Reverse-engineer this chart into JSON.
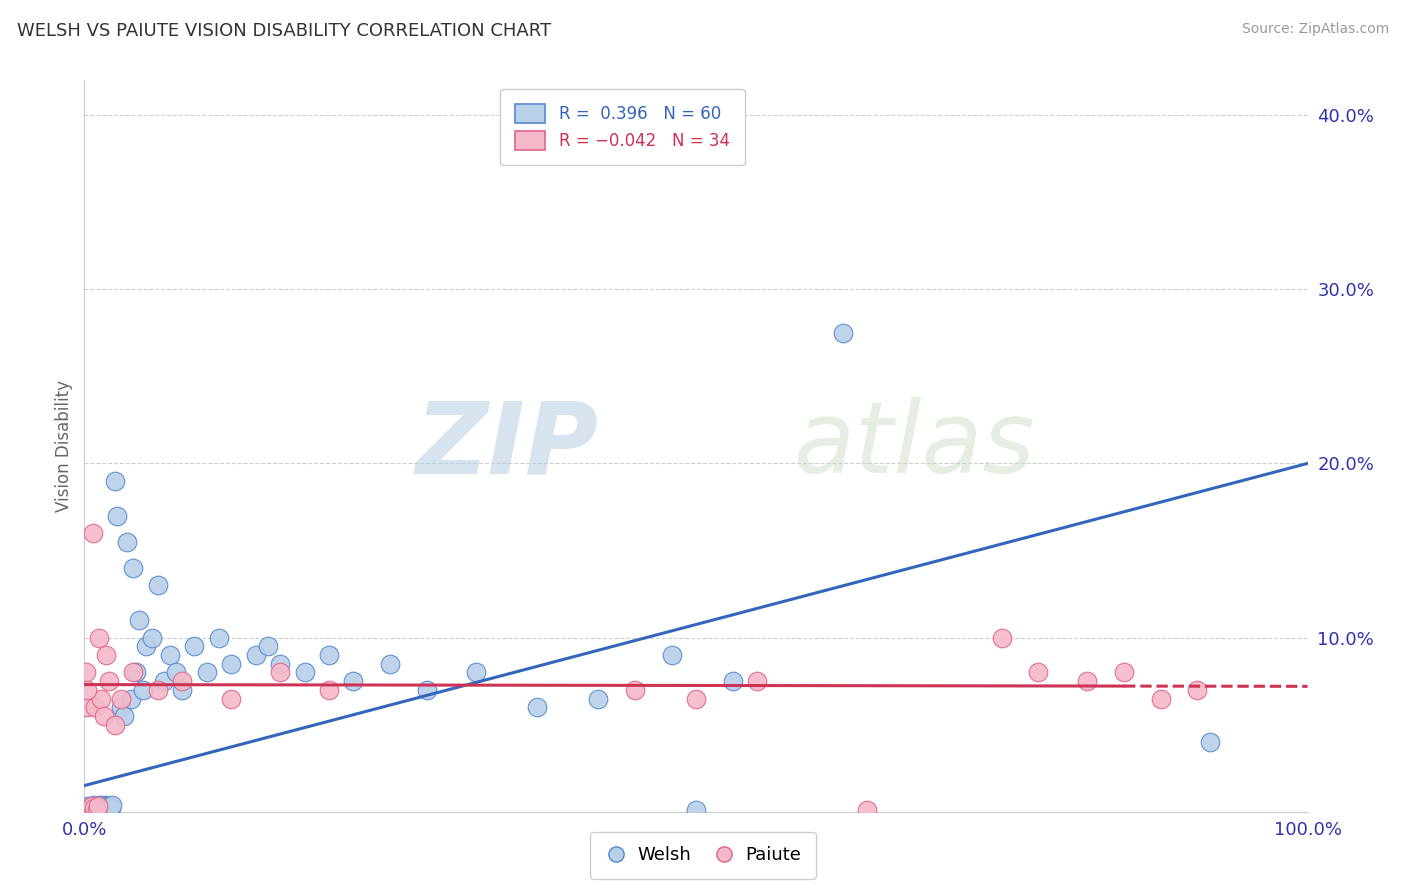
{
  "title": "WELSH VS PAIUTE VISION DISABILITY CORRELATION CHART",
  "source": "Source: ZipAtlas.com",
  "ylabel": "Vision Disability",
  "xlabel": "",
  "xlim": [
    0.0,
    1.0
  ],
  "ylim": [
    0.0,
    0.42
  ],
  "xticks": [
    0.0,
    0.1,
    0.2,
    0.3,
    0.4,
    0.5,
    0.6,
    0.7,
    0.8,
    0.9,
    1.0
  ],
  "xticklabels": [
    "0.0%",
    "",
    "",
    "",
    "",
    "",
    "",
    "",
    "",
    "",
    "100.0%"
  ],
  "yticks": [
    0.0,
    0.1,
    0.2,
    0.3,
    0.4
  ],
  "yticklabels": [
    "",
    "10.0%",
    "20.0%",
    "30.0%",
    "40.0%"
  ],
  "grid_color": "#d0d0d0",
  "background": "#ffffff",
  "welsh_fill": "#b8d0e8",
  "paiute_fill": "#f5b8c8",
  "welsh_edge": "#5588cc",
  "paiute_edge": "#dd6688",
  "welsh_line_color": "#3366bb",
  "paiute_line_color": "#cc3355",
  "welsh_R": 0.396,
  "welsh_N": 60,
  "paiute_R": -0.042,
  "paiute_N": 34,
  "welsh_x": [
    0.001,
    0.002,
    0.003,
    0.004,
    0.005,
    0.006,
    0.007,
    0.008,
    0.009,
    0.01,
    0.011,
    0.012,
    0.013,
    0.014,
    0.015,
    0.016,
    0.017,
    0.018,
    0.019,
    0.02,
    0.021,
    0.022,
    0.023,
    0.025,
    0.027,
    0.03,
    0.032,
    0.035,
    0.038,
    0.04,
    0.042,
    0.045,
    0.048,
    0.05,
    0.055,
    0.06,
    0.065,
    0.07,
    0.075,
    0.08,
    0.09,
    0.1,
    0.11,
    0.12,
    0.14,
    0.15,
    0.16,
    0.18,
    0.2,
    0.22,
    0.25,
    0.28,
    0.32,
    0.37,
    0.42,
    0.48,
    0.53,
    0.62,
    0.92,
    0.5
  ],
  "welsh_y": [
    0.002,
    0.001,
    0.003,
    0.001,
    0.002,
    0.003,
    0.002,
    0.004,
    0.001,
    0.002,
    0.003,
    0.001,
    0.004,
    0.002,
    0.003,
    0.001,
    0.004,
    0.003,
    0.002,
    0.001,
    0.003,
    0.002,
    0.004,
    0.19,
    0.17,
    0.06,
    0.055,
    0.155,
    0.065,
    0.14,
    0.08,
    0.11,
    0.07,
    0.095,
    0.1,
    0.13,
    0.075,
    0.09,
    0.08,
    0.07,
    0.095,
    0.08,
    0.1,
    0.085,
    0.09,
    0.095,
    0.085,
    0.08,
    0.09,
    0.075,
    0.085,
    0.07,
    0.08,
    0.06,
    0.065,
    0.09,
    0.075,
    0.275,
    0.04,
    0.001
  ],
  "paiute_x": [
    0.001,
    0.002,
    0.003,
    0.005,
    0.006,
    0.007,
    0.008,
    0.009,
    0.01,
    0.011,
    0.012,
    0.014,
    0.016,
    0.018,
    0.02,
    0.025,
    0.03,
    0.04,
    0.06,
    0.08,
    0.12,
    0.16,
    0.2,
    0.45,
    0.5,
    0.55,
    0.64,
    0.75,
    0.78,
    0.82,
    0.85,
    0.88,
    0.91,
    0.002
  ],
  "paiute_y": [
    0.08,
    0.06,
    0.002,
    0.001,
    0.003,
    0.16,
    0.002,
    0.06,
    0.001,
    0.003,
    0.1,
    0.065,
    0.055,
    0.09,
    0.075,
    0.05,
    0.065,
    0.08,
    0.07,
    0.075,
    0.065,
    0.08,
    0.07,
    0.07,
    0.065,
    0.075,
    0.001,
    0.1,
    0.08,
    0.075,
    0.08,
    0.065,
    0.07,
    0.07
  ],
  "watermark_zip": "ZIP",
  "watermark_atlas": "atlas"
}
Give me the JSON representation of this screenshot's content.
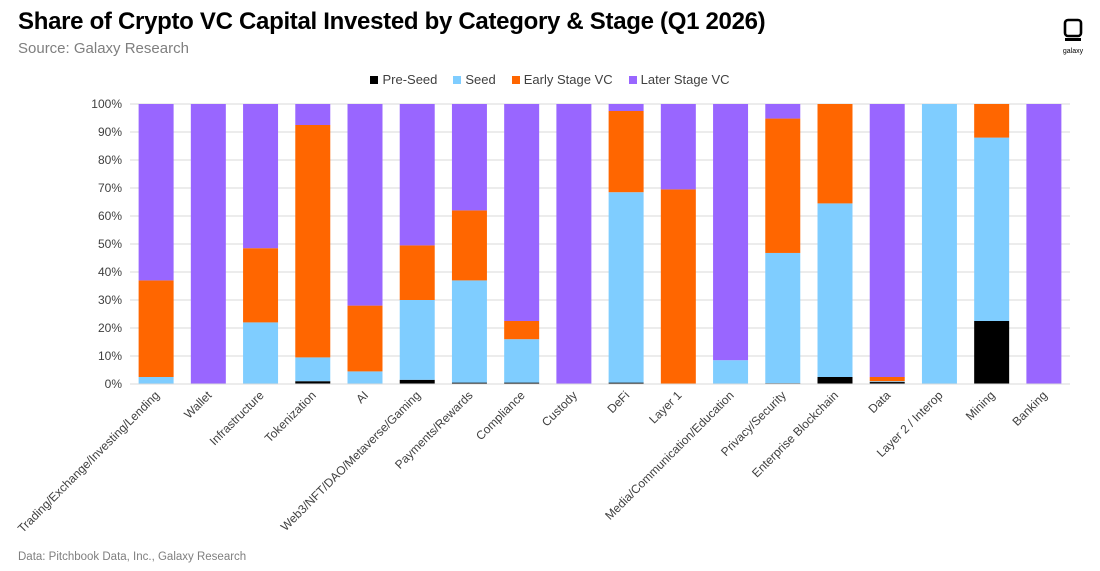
{
  "header": {
    "title": "Share of Crypto VC Capital Invested by Category & Stage (Q1 2026)",
    "subtitle": "Source: Galaxy Research",
    "footer": "Data: Pitchbook Data, Inc., Galaxy Research",
    "logo_text": "galaxy"
  },
  "chart_data": {
    "type": "bar",
    "stacked": true,
    "percent": true,
    "title": "Share of Crypto VC Capital Invested by Category & Stage (Q1 2026)",
    "ylim": [
      0,
      100
    ],
    "yticks": [
      "0%",
      "10%",
      "20%",
      "30%",
      "40%",
      "50%",
      "60%",
      "70%",
      "80%",
      "90%",
      "100%"
    ],
    "grid": true,
    "legend_position": "top-center",
    "categories": [
      "Trading/Exchange/Investing/Lending",
      "Wallet",
      "Infrastructure",
      "Tokenization",
      "AI",
      "Web3/NFT/DAO/Metaverse/Gaming",
      "Payments/Rewards",
      "Compliance",
      "Custody",
      "DeFi",
      "Layer 1",
      "Media/Communication/Education",
      "Privacy/Security",
      "Enterprise Blockchain",
      "Data",
      "Layer 2 / Interop",
      "Mining",
      "Banking"
    ],
    "series": [
      {
        "name": "Pre-Seed",
        "color": "#000000",
        "values": [
          0,
          0,
          0,
          1,
          0,
          1.5,
          0.5,
          0.5,
          0,
          0.5,
          0,
          0,
          0.3,
          2.5,
          0.7,
          0,
          22.5,
          0
        ]
      },
      {
        "name": "Seed",
        "color": "#7fcdff",
        "values": [
          2.5,
          0,
          22,
          8.5,
          4.5,
          28.5,
          36.5,
          15.5,
          0,
          68,
          0,
          8.5,
          46.5,
          62,
          0.3,
          100,
          65.5,
          0
        ]
      },
      {
        "name": "Early Stage VC",
        "color": "#ff6600",
        "values": [
          34.5,
          0,
          26.5,
          83,
          23.5,
          19.5,
          25,
          6.5,
          0,
          29,
          69.5,
          0,
          48,
          35.5,
          1.5,
          0,
          12,
          0
        ]
      },
      {
        "name": "Later Stage VC",
        "color": "#9966ff",
        "values": [
          63,
          100,
          51.5,
          7.5,
          72,
          50.5,
          38,
          77.5,
          100,
          2.5,
          30.5,
          91.5,
          5.2,
          0,
          97.5,
          0,
          0,
          100
        ]
      }
    ]
  }
}
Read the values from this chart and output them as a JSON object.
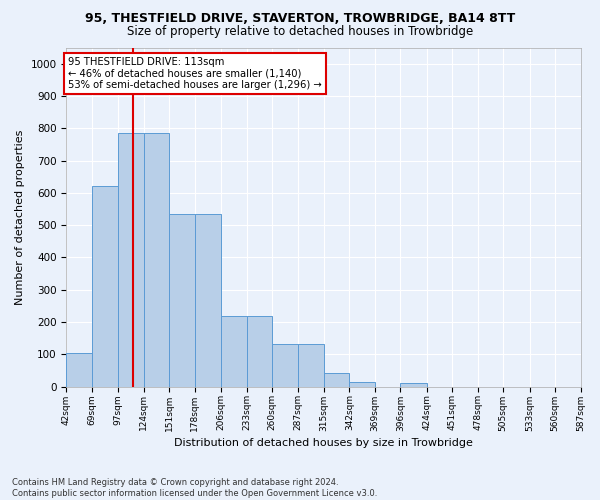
{
  "title": "95, THESTFIELD DRIVE, STAVERTON, TROWBRIDGE, BA14 8TT",
  "subtitle": "Size of property relative to detached houses in Trowbridge",
  "xlabel": "Distribution of detached houses by size in Trowbridge",
  "ylabel": "Number of detached properties",
  "bar_heights": [
    103,
    622,
    785,
    785,
    535,
    535,
    220,
    220,
    133,
    133,
    42,
    15,
    0,
    10,
    0,
    0,
    0,
    0,
    0,
    0
  ],
  "bin_edges": [
    42,
    69,
    97,
    124,
    151,
    178,
    206,
    233,
    260,
    287,
    315,
    342,
    369,
    396,
    424,
    451,
    478,
    505,
    533,
    560,
    587
  ],
  "tick_labels": [
    "42sqm",
    "69sqm",
    "97sqm",
    "124sqm",
    "151sqm",
    "178sqm",
    "206sqm",
    "233sqm",
    "260sqm",
    "287sqm",
    "315sqm",
    "342sqm",
    "369sqm",
    "396sqm",
    "424sqm",
    "451sqm",
    "478sqm",
    "505sqm",
    "533sqm",
    "560sqm",
    "587sqm"
  ],
  "bar_color": "#b8cfe8",
  "bar_edge_color": "#5b9bd5",
  "vline_x": 113,
  "vline_color": "#dd0000",
  "annotation_text": "95 THESTFIELD DRIVE: 113sqm\n← 46% of detached houses are smaller (1,140)\n53% of semi-detached houses are larger (1,296) →",
  "annotation_box_color": "white",
  "annotation_box_edge": "#dd0000",
  "ylim": [
    0,
    1050
  ],
  "yticks": [
    0,
    100,
    200,
    300,
    400,
    500,
    600,
    700,
    800,
    900,
    1000
  ],
  "footnote": "Contains HM Land Registry data © Crown copyright and database right 2024.\nContains public sector information licensed under the Open Government Licence v3.0.",
  "fig_bg_color": "#eaf1fb",
  "plot_bg_color": "#eaf1fb",
  "grid_color": "#ffffff",
  "title_fontsize": 9,
  "subtitle_fontsize": 8.5
}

────────────────────────────────────────

Read the data above and pull out each line that holds the string "Research".

    "subtitle": "Source: Galaxy Research",
    "footer": "Data: Pitchbook Data, Inc., Galaxy Research",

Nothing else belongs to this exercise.